### Exercise material

────────────────

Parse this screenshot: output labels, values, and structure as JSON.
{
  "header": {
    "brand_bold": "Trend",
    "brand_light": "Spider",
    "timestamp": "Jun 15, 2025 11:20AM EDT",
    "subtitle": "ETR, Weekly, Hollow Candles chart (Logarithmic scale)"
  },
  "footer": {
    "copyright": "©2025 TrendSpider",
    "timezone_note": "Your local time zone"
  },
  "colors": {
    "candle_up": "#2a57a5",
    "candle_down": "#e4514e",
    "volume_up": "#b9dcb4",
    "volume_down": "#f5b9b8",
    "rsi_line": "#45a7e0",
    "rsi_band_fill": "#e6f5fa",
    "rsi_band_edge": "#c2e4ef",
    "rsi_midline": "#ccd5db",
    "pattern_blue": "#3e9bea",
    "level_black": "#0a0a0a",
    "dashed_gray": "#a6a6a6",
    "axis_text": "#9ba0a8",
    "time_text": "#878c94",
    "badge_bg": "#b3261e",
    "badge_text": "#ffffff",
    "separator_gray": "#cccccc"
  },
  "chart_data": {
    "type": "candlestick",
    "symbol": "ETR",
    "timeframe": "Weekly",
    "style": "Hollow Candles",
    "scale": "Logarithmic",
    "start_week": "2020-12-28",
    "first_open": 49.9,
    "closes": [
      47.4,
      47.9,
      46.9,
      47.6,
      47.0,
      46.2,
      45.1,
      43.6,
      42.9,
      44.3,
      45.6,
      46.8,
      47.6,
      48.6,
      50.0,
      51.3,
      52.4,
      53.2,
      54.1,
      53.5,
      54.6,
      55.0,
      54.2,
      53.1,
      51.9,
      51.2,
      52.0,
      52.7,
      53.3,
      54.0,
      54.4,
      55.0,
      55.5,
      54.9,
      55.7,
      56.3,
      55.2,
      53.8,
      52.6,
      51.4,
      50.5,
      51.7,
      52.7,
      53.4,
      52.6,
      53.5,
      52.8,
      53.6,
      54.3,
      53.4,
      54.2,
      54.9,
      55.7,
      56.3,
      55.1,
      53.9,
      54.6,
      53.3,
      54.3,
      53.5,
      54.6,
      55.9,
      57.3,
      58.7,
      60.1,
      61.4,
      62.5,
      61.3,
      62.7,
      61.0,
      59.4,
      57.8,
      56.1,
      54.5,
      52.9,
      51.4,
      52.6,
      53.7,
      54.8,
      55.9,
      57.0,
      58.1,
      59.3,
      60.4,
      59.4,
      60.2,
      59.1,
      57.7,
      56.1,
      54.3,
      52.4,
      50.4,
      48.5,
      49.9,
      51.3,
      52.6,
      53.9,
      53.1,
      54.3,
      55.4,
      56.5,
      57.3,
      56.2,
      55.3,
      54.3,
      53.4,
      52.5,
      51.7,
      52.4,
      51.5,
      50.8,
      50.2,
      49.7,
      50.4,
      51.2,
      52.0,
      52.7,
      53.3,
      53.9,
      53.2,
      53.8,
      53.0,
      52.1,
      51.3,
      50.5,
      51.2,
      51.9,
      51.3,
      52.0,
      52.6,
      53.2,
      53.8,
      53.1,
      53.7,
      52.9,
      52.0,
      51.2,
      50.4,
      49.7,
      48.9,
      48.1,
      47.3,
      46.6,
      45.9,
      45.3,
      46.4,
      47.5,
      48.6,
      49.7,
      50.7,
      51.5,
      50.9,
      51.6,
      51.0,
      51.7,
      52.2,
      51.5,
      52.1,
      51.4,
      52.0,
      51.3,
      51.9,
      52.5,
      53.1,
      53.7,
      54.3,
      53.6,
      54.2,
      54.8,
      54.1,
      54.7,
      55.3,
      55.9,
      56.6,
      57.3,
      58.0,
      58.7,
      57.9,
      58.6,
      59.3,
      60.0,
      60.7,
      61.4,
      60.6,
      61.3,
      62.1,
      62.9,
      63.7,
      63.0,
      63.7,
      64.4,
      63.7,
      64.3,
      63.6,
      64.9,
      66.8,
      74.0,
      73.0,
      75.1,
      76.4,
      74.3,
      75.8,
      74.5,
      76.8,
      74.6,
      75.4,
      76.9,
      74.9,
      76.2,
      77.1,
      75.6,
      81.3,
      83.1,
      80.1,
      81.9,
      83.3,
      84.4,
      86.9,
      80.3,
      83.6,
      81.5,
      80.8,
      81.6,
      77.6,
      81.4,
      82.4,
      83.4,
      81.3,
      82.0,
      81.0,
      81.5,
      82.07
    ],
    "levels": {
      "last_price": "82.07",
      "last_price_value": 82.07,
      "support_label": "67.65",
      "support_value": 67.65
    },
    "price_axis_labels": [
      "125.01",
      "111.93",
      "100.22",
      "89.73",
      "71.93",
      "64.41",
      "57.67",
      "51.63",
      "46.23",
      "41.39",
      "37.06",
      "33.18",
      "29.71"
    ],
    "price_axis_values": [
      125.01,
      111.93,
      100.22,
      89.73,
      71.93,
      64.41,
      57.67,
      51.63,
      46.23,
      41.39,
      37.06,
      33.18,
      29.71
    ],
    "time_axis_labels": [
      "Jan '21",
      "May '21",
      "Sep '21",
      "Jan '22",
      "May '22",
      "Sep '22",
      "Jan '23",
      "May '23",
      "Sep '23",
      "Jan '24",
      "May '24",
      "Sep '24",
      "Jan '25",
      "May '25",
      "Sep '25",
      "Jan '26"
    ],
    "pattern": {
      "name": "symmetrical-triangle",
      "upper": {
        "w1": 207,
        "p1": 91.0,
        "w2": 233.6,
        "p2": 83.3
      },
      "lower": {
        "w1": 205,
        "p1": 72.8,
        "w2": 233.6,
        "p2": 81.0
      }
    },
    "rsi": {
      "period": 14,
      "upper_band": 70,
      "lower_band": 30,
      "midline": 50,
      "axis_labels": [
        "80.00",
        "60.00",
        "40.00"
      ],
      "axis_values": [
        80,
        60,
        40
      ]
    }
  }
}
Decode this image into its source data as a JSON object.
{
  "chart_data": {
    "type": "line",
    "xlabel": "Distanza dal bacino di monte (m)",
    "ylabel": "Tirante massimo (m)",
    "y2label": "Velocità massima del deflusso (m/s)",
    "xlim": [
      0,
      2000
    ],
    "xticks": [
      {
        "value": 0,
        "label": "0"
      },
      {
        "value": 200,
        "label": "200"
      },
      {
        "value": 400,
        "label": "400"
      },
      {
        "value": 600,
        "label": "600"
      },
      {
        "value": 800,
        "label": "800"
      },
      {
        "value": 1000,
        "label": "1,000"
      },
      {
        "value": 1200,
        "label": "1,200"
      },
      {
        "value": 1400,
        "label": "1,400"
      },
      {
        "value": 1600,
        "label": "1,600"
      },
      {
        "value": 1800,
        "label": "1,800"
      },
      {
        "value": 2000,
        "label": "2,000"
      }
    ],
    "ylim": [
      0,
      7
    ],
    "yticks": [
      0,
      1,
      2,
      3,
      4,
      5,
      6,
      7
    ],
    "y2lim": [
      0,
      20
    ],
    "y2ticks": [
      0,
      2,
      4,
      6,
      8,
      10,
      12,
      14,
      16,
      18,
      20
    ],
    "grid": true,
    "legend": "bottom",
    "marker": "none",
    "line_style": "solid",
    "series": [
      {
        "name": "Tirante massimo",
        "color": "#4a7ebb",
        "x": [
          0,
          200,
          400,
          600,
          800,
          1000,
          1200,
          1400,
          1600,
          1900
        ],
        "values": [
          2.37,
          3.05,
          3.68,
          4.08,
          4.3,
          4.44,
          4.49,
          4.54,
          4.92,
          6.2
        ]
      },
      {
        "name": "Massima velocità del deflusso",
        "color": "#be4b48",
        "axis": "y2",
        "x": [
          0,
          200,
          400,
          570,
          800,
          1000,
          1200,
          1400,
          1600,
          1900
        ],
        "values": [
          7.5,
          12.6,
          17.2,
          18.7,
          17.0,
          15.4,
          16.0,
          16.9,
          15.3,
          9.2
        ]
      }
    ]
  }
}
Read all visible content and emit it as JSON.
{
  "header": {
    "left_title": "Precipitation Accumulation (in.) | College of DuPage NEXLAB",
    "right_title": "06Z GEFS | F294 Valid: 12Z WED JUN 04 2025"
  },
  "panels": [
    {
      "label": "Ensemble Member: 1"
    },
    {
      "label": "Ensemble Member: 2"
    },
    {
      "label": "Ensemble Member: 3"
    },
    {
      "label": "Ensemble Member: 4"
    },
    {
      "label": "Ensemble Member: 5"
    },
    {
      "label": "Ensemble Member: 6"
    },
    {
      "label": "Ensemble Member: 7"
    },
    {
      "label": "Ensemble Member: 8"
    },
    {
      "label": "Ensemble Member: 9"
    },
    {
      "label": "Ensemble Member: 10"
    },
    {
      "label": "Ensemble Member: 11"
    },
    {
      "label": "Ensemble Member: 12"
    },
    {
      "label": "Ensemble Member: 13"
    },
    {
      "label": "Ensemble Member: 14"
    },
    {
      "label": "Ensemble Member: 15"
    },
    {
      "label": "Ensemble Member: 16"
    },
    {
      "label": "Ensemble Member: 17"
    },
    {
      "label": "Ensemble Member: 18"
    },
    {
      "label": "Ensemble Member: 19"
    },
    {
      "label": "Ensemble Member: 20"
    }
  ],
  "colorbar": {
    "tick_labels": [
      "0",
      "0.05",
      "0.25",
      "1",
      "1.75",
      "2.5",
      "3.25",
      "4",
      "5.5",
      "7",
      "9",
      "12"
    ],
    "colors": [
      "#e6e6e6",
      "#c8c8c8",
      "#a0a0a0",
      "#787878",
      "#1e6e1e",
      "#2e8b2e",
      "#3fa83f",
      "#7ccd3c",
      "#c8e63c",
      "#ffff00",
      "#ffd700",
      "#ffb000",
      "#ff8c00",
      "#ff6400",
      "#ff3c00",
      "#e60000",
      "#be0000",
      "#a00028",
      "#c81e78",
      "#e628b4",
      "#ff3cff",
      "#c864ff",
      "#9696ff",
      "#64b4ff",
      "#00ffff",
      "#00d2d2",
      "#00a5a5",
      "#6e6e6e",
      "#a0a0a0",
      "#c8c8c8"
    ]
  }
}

────────────────

### Given task
Repeat only what runs from the line holding "Read all visible content and emit it as JSON." to the end of the data, keeping every line exactly as written, first and last included.

### Task solution
Read all visible content and emit it as JSON.
{
  "header": {
    "left_title": "Precipitation Accumulation (in.) | College of DuPage NEXLAB",
    "right_title": "06Z GEFS | F294 Valid: 12Z WED JUN 04 2025"
  },
  "panels": [
    {
      "label": "Ensemble Member: 1"
    },
    {
      "label": "Ensemble Member: 2"
    },
    {
      "label": "Ensemble Member: 3"
    },
    {
      "label": "Ensemble Member: 4"
    },
    {
      "label": "Ensemble Member: 5"
    },
    {
      "label": "Ensemble Member: 6"
    },
    {
      "label": "Ensemble Member: 7"
    },
    {
      "label": "Ensemble Member: 8"
    },
    {
      "label": "Ensemble Member: 9"
    },
    {
      "label": "Ensemble Member: 10"
    },
    {
      "label": "Ensemble Member: 11"
    },
    {
      "label": "Ensemble Member: 12"
    },
    {
      "label": "Ensemble Member: 13"
    },
    {
      "label": "Ensemble Member: 14"
    },
    {
      "label": "Ensemble Member: 15"
    },
    {
      "label": "Ensemble Member: 16"
    },
    {
      "label": "Ensemble Member: 17"
    },
    {
      "label": "Ensemble Member: 18"
    },
    {
      "label": "Ensemble Member: 19"
    },
    {
      "label": "Ensemble Member: 20"
    }
  ],
  "colorbar": {
    "tick_labels": [
      "0",
      "0.05",
      "0.25",
      "1",
      "1.75",
      "2.5",
      "3.25",
      "4",
      "5.5",
      "7",
      "9",
      "12"
    ],
    "colors": [
      "#e6e6e6",
      "#c8c8c8",
      "#a0a0a0",
      "#787878",
      "#1e6e1e",
      "#2e8b2e",
      "#3fa83f",
      "#7ccd3c",
      "#c8e63c",
      "#ffff00",
      "#ffd700",
      "#ffb000",
      "#ff8c00",
      "#ff6400",
      "#ff3c00",
      "#e60000",
      "#be0000",
      "#a00028",
      "#c81e78",
      "#e628b4",
      "#ff3cff",
      "#c864ff",
      "#9696ff",
      "#64b4ff",
      "#00ffff",
      "#00d2d2",
      "#00a5a5",
      "#6e6e6e",
      "#a0a0a0",
      "#c8c8c8"
    ]
  }
}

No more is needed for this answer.